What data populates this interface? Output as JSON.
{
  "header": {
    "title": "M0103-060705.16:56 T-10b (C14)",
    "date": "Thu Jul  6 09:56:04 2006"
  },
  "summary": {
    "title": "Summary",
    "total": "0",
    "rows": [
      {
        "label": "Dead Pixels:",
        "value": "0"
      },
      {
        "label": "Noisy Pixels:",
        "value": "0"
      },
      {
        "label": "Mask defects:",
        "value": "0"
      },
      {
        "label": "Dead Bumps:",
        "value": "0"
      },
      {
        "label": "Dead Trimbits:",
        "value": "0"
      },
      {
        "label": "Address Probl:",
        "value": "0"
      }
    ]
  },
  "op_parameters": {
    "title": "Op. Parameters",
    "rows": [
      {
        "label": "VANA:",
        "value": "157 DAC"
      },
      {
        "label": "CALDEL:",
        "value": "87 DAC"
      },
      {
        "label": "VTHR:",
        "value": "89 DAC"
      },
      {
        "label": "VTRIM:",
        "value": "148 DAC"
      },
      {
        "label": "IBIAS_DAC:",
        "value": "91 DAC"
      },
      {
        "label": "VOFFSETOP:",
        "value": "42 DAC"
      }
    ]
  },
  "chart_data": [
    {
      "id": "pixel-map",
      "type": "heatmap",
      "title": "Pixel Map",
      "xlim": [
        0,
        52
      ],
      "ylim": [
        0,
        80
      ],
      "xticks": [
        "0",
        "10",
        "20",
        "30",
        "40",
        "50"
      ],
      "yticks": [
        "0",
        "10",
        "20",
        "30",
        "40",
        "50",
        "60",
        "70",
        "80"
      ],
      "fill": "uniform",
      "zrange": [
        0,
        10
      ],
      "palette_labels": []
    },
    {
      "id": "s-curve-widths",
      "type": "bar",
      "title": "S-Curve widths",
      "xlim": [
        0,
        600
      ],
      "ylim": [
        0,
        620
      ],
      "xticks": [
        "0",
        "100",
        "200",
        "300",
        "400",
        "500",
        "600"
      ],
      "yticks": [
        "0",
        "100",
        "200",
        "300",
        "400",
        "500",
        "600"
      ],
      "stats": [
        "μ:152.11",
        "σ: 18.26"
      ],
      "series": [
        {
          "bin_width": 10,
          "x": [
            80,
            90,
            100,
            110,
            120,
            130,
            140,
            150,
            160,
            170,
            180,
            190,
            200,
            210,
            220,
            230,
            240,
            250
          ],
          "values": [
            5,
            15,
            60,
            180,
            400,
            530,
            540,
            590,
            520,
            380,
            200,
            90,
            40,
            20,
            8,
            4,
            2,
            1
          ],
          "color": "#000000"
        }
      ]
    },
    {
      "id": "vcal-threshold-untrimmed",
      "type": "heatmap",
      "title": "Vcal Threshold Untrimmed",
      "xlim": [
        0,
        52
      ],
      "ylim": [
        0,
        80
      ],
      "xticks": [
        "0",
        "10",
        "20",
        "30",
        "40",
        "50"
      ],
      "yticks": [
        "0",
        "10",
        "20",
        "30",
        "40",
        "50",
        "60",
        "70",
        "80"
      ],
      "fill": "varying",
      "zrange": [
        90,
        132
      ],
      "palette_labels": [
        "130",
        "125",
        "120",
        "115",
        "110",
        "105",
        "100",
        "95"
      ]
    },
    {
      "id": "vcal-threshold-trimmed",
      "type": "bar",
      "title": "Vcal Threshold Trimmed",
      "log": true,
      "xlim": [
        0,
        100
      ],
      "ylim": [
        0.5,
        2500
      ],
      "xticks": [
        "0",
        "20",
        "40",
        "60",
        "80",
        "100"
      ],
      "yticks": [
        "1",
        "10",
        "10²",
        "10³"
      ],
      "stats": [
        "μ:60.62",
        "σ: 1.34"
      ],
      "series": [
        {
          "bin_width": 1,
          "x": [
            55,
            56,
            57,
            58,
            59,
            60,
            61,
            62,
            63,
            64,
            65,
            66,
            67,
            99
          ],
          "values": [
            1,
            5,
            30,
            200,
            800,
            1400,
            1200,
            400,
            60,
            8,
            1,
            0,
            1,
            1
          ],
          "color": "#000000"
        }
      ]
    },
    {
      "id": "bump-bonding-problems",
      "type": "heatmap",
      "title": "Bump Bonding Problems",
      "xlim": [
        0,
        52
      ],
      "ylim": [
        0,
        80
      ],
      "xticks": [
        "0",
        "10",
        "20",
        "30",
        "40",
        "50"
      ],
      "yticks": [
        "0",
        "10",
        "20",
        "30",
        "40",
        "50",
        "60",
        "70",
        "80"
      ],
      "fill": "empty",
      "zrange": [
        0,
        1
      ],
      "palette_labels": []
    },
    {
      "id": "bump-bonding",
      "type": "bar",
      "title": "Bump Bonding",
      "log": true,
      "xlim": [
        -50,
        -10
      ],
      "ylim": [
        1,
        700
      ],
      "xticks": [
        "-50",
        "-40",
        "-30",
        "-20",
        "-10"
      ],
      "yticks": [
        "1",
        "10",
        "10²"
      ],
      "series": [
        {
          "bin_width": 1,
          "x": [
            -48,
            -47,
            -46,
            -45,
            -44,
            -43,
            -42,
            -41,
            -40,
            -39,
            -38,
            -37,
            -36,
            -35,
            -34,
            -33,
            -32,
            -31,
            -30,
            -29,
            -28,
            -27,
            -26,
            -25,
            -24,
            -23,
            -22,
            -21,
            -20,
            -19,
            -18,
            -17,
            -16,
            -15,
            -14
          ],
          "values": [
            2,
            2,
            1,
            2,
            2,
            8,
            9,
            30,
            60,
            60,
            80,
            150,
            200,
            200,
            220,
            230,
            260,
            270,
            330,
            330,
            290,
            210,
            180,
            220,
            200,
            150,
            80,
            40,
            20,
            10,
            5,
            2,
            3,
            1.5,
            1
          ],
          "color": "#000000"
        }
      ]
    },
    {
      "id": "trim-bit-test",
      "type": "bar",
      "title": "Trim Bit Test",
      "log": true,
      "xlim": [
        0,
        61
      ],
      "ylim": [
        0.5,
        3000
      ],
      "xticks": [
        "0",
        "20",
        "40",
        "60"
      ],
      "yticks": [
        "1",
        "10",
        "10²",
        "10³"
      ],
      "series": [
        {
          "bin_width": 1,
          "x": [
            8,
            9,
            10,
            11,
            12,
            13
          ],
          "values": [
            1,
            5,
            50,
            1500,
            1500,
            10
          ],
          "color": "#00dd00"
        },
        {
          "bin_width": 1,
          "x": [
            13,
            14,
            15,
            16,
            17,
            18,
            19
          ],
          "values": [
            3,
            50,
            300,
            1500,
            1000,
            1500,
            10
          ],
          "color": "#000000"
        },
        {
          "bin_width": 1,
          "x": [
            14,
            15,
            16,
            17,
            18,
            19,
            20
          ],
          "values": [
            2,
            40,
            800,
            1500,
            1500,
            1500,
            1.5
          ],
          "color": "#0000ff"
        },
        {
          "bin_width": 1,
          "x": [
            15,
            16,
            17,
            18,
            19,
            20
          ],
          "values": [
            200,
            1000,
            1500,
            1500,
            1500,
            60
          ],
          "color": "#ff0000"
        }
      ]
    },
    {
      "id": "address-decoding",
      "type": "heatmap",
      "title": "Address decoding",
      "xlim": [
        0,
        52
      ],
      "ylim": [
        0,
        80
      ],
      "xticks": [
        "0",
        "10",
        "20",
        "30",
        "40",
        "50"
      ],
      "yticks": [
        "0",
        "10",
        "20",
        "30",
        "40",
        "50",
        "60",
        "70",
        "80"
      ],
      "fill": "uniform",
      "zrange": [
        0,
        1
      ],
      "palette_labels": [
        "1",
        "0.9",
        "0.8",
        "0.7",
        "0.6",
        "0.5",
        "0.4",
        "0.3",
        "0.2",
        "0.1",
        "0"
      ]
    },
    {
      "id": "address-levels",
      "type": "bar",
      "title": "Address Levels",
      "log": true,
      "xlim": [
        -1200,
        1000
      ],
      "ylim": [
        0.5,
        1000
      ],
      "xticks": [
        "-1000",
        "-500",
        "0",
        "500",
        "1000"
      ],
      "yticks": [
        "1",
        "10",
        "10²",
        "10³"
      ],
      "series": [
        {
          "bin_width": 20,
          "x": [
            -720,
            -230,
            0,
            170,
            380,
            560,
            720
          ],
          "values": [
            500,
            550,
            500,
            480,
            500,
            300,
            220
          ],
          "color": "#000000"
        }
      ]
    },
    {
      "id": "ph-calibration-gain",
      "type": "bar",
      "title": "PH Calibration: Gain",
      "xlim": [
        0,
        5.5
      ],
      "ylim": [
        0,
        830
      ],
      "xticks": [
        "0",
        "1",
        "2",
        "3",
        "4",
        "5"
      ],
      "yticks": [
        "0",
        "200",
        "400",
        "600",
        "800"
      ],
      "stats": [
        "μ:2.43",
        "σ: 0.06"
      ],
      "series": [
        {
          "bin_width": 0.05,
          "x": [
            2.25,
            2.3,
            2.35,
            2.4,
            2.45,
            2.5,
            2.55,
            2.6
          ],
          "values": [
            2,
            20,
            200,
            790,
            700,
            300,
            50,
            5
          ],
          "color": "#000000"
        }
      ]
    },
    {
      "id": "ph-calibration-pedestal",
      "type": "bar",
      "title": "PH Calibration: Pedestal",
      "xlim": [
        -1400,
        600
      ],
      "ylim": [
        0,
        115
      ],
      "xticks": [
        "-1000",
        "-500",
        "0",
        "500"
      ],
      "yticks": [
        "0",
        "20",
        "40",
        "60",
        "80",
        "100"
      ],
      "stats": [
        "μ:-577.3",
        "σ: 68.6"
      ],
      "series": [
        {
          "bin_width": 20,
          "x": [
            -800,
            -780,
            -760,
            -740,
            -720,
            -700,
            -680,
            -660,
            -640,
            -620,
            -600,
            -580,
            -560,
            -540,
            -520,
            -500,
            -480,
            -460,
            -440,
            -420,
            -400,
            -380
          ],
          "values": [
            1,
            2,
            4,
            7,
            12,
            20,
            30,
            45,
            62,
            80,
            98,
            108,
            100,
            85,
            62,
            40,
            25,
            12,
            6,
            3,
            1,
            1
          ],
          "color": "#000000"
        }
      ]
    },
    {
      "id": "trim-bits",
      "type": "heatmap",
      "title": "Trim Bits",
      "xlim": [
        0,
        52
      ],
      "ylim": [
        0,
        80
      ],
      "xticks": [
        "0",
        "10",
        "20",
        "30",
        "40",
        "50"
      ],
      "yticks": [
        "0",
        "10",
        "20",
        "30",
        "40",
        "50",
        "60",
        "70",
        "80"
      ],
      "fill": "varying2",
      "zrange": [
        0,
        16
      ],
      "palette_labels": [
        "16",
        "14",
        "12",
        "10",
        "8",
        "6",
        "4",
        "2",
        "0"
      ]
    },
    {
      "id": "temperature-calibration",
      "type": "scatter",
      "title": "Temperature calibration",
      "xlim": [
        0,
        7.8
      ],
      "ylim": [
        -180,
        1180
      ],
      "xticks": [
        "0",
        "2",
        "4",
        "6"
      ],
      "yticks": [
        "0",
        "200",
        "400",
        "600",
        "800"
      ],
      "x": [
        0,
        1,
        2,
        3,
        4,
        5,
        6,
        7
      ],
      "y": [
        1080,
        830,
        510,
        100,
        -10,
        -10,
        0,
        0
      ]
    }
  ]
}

* **To do**
Say how many lines in the records above hold "widths", and give no other text.

* **The answer**
2